To be done:
Scan the records for the string "pubblico"; copy each line where it occurs.

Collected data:
..............................
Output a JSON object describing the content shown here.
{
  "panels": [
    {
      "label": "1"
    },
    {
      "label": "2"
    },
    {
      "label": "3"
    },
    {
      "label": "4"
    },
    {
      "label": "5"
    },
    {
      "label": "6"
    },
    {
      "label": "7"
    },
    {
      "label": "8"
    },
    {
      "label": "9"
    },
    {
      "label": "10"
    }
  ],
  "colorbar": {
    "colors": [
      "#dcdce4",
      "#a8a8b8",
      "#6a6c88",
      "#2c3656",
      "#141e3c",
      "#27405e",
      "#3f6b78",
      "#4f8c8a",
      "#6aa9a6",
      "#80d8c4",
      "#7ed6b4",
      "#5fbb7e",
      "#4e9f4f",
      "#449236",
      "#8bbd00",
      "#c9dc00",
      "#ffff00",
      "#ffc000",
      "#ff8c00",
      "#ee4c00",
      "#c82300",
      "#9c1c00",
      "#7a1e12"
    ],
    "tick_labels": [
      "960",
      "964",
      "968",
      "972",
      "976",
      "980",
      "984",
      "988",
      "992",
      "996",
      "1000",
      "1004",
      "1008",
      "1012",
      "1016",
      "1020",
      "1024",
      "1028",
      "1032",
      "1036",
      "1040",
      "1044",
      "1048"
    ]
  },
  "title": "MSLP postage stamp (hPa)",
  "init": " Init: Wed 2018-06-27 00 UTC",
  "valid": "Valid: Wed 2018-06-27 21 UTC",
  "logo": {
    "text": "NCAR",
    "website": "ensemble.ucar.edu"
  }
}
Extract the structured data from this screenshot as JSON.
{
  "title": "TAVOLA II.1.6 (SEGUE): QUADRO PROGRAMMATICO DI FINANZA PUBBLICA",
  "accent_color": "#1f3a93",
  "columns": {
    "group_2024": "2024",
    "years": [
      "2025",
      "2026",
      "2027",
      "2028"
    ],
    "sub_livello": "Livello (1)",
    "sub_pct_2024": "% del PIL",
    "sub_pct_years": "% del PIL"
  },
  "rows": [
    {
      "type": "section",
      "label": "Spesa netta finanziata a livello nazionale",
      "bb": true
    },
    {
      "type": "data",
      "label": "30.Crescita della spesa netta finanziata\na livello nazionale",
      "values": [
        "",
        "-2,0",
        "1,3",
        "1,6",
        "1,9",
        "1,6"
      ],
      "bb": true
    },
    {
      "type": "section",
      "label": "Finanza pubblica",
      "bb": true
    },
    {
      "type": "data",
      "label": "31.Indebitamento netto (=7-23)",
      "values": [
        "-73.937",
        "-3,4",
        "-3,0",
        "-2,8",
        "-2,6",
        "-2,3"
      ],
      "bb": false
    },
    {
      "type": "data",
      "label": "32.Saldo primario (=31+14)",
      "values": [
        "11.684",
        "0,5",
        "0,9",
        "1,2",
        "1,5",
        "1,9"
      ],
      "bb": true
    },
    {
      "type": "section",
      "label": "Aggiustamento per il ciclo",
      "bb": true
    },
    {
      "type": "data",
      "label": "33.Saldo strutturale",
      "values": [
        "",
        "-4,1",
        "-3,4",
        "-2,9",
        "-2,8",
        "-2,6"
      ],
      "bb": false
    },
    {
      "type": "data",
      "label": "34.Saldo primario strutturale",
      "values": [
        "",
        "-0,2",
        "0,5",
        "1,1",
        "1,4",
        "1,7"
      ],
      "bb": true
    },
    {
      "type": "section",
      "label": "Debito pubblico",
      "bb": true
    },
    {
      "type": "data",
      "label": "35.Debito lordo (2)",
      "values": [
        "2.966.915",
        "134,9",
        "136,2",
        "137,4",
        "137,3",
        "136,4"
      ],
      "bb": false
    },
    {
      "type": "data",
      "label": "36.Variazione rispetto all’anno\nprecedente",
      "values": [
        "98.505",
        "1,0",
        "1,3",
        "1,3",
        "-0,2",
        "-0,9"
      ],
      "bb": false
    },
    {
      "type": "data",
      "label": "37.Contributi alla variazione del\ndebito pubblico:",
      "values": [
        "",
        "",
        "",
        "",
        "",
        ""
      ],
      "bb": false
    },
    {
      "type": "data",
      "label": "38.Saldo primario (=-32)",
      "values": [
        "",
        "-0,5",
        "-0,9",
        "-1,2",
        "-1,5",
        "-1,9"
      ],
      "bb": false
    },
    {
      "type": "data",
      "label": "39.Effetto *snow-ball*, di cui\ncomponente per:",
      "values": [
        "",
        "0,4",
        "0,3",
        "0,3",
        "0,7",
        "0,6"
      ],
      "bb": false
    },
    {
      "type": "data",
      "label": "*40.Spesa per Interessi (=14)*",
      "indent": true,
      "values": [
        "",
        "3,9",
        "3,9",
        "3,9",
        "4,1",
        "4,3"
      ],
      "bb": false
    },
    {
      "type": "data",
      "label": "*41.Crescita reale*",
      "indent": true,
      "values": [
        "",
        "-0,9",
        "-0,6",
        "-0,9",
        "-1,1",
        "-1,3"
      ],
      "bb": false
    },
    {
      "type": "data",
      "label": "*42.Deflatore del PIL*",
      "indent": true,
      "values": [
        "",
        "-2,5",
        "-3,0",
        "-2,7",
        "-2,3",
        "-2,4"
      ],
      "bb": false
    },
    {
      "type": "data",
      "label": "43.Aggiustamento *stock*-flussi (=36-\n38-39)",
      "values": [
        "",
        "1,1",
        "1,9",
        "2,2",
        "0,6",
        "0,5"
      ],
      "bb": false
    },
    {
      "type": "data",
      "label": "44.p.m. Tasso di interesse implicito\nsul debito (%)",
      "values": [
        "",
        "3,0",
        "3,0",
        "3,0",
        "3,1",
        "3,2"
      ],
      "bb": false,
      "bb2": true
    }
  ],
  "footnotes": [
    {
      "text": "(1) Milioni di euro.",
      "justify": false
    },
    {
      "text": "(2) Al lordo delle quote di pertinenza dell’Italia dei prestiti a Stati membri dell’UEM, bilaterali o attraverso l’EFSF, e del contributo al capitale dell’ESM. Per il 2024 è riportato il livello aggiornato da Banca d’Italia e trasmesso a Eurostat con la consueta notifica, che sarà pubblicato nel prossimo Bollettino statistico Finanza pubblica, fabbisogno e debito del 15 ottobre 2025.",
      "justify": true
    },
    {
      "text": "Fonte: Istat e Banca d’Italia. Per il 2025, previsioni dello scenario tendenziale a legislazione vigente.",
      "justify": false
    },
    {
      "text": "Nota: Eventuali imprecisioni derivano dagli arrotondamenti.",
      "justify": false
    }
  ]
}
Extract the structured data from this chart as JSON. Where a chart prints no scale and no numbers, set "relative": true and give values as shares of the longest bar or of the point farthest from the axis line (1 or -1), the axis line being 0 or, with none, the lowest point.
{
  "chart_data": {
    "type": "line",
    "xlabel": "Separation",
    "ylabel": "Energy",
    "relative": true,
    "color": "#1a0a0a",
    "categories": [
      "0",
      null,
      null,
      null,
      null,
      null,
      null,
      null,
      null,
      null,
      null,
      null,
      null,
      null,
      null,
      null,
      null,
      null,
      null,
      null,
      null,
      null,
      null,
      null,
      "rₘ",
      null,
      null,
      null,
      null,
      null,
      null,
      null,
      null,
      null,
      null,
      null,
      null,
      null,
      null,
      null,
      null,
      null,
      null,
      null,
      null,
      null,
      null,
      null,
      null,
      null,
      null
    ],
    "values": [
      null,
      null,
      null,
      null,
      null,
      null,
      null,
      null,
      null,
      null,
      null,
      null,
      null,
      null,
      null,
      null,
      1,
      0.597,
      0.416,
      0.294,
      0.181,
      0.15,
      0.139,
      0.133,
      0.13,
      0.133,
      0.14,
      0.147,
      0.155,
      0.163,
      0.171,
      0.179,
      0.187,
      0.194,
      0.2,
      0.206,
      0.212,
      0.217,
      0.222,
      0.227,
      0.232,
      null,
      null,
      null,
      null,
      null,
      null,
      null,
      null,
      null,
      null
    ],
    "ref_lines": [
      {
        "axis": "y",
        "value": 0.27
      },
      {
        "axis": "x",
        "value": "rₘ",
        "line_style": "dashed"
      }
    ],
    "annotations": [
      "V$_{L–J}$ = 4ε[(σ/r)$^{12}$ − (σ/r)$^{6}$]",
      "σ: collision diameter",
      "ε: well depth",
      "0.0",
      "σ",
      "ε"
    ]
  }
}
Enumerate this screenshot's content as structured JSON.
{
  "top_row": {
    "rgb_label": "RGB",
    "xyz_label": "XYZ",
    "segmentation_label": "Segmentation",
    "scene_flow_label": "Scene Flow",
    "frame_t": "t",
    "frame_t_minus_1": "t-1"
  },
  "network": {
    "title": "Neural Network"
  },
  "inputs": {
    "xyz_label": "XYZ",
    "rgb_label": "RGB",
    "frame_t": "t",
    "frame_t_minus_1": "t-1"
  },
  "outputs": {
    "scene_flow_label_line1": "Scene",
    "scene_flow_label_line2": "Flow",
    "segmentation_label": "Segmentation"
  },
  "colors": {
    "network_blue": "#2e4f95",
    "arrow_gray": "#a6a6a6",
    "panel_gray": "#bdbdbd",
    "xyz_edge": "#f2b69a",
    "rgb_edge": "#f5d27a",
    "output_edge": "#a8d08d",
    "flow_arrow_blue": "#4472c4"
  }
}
..............................
Solution for this task:
      "label": "Debito pubblico",
      "label": "37.Contributi alla variazione del\ndebito pubblico:",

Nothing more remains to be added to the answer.